## Problem
The listing below must be repeated word for word, with its images excluded.

## Available data

_____

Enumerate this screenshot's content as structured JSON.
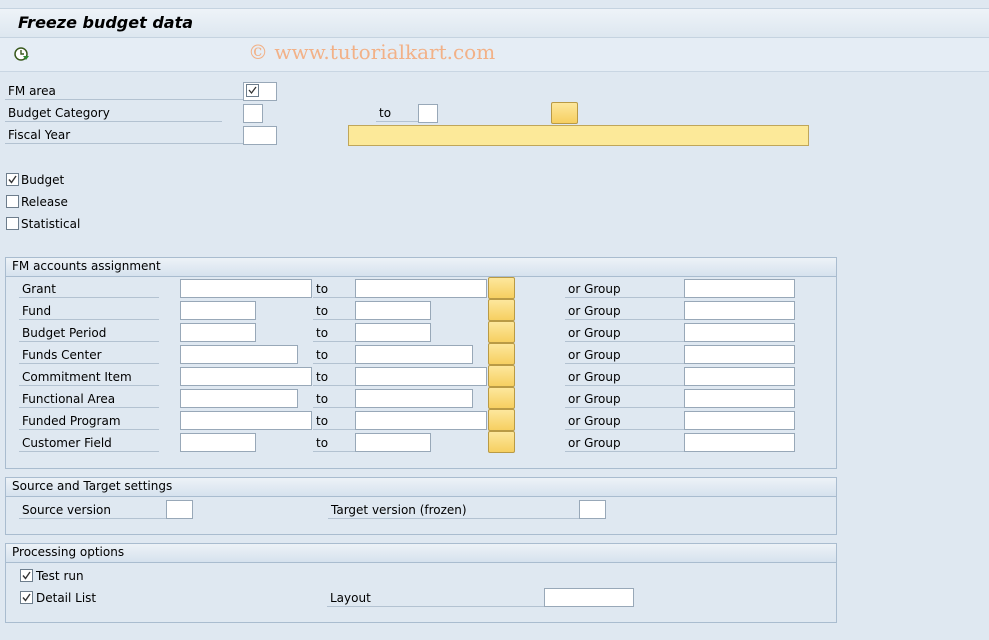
{
  "title": "Freeze budget data",
  "watermark": "© www.tutorialkart.com",
  "toolbar": {
    "execute_icon": "execute-clock-icon"
  },
  "header_fields": {
    "fm_area": {
      "label": "FM area"
    },
    "budget_category": {
      "label": "Budget Category",
      "to_label": "to"
    },
    "fiscal_year": {
      "label": "Fiscal Year"
    }
  },
  "checkboxes": [
    {
      "label": "Budget",
      "checked": true
    },
    {
      "label": "Release",
      "checked": false
    },
    {
      "label": "Statistical",
      "checked": false
    }
  ],
  "fm_accounts": {
    "title": "FM accounts assignment",
    "to_label": "to",
    "or_group_label": "or Group",
    "rows": [
      {
        "label": "Grant"
      },
      {
        "label": "Fund"
      },
      {
        "label": "Budget Period"
      },
      {
        "label": "Funds Center"
      },
      {
        "label": "Commitment Item"
      },
      {
        "label": "Functional Area"
      },
      {
        "label": "Funded Program"
      },
      {
        "label": "Customer Field"
      }
    ]
  },
  "source_target": {
    "title": "Source and Target settings",
    "source_label": "Source version",
    "target_label": "Target version (frozen)"
  },
  "processing": {
    "title": "Processing options",
    "test_run": {
      "label": "Test run",
      "checked": true
    },
    "detail_list": {
      "label": "Detail List",
      "checked": true
    },
    "layout_label": "Layout"
  },
  "colors": {
    "background": "#dfe8f1",
    "multi_select": "#f6cf61",
    "watermark": "#f2b187"
  }
}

_____

## Reply
Enumerate this screenshot's content as structured JSON.
{
  "title": "Freeze budget data",
  "watermark": "© www.tutorialkart.com",
  "toolbar": {
    "execute_icon": "execute-clock-icon"
  },
  "header_fields": {
    "fm_area": {
      "label": "FM area"
    },
    "budget_category": {
      "label": "Budget Category",
      "to_label": "to"
    },
    "fiscal_year": {
      "label": "Fiscal Year"
    }
  },
  "checkboxes": [
    {
      "label": "Budget",
      "checked": true
    },
    {
      "label": "Release",
      "checked": false
    },
    {
      "label": "Statistical",
      "checked": false
    }
  ],
  "fm_accounts": {
    "title": "FM accounts assignment",
    "to_label": "to",
    "or_group_label": "or Group",
    "rows": [
      {
        "label": "Grant"
      },
      {
        "label": "Fund"
      },
      {
        "label": "Budget Period"
      },
      {
        "label": "Funds Center"
      },
      {
        "label": "Commitment Item"
      },
      {
        "label": "Functional Area"
      },
      {
        "label": "Funded Program"
      },
      {
        "label": "Customer Field"
      }
    ]
  },
  "source_target": {
    "title": "Source and Target settings",
    "source_label": "Source version",
    "target_label": "Target version (frozen)"
  },
  "processing": {
    "title": "Processing options",
    "test_run": {
      "label": "Test run",
      "checked": true
    },
    "detail_list": {
      "label": "Detail List",
      "checked": true
    },
    "layout_label": "Layout"
  },
  "colors": {
    "background": "#dfe8f1",
    "multi_select": "#f6cf61",
    "watermark": "#f2b187"
  }
}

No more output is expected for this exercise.